Collection entries:
>>

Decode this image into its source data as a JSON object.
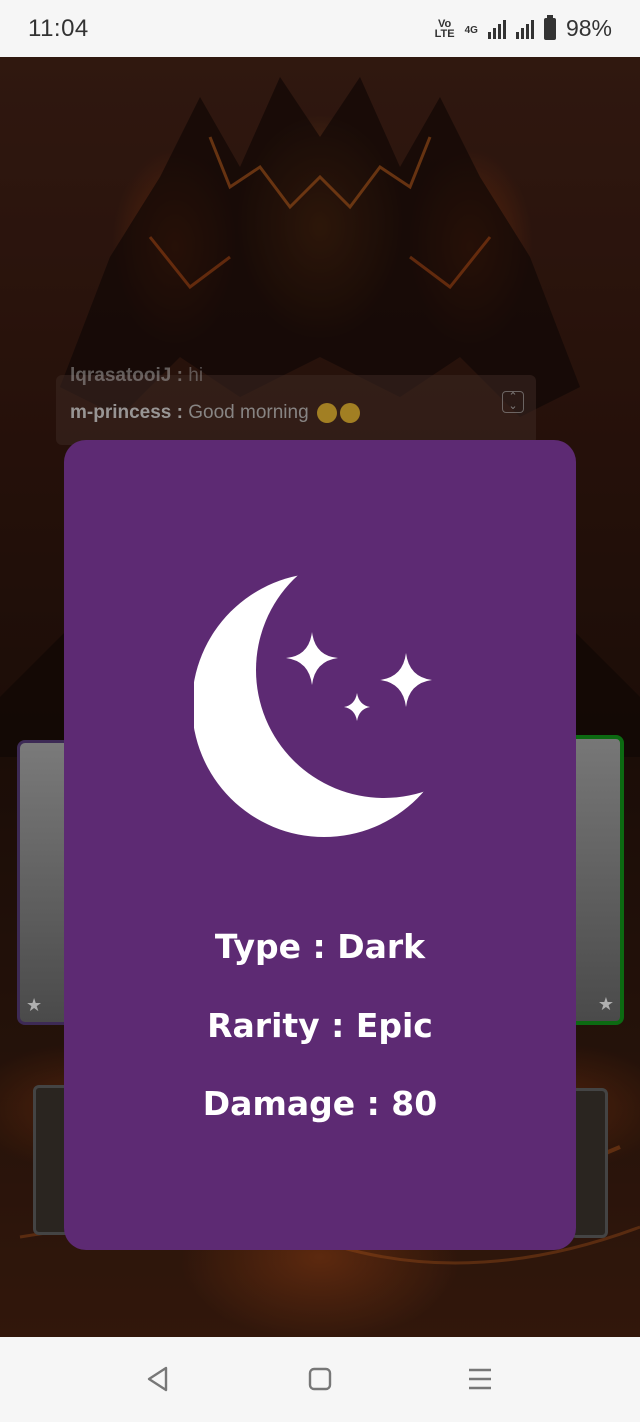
{
  "status_bar": {
    "time": "11:04",
    "volte_top": "Vo",
    "volte_bottom": "LTE",
    "network": "4G",
    "battery": "98%"
  },
  "chat": {
    "line1_user": "lqrasatooiJ :",
    "line1_text": "hi",
    "line2_user": "m-princess :",
    "line2_text": "Good morning"
  },
  "card": {
    "background_color": "#5d2a73",
    "icon": "crescent-moon-stars-icon",
    "type_text": "Type : Dark",
    "rarity_text": "Rarity : Epic",
    "damage_text": "Damage : 80"
  },
  "navigation": {
    "back_icon": "back-triangle-icon",
    "home_icon": "home-square-icon",
    "menu_icon": "menu-lines-icon"
  }
}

<<

WHAT YOU NEED TO DO: Every line above should be returned exactly; the pictures stay out.

RESPONSE TO THIS EXERCISE:
Decode this image into its source data as a JSON object.
{
  "status_bar": {
    "time": "11:04",
    "volte_top": "Vo",
    "volte_bottom": "LTE",
    "network": "4G",
    "battery": "98%"
  },
  "chat": {
    "line1_user": "lqrasatooiJ :",
    "line1_text": "hi",
    "line2_user": "m-princess :",
    "line2_text": "Good morning"
  },
  "card": {
    "background_color": "#5d2a73",
    "icon": "crescent-moon-stars-icon",
    "type_text": "Type : Dark",
    "rarity_text": "Rarity : Epic",
    "damage_text": "Damage : 80"
  },
  "navigation": {
    "back_icon": "back-triangle-icon",
    "home_icon": "home-square-icon",
    "menu_icon": "menu-lines-icon"
  }
}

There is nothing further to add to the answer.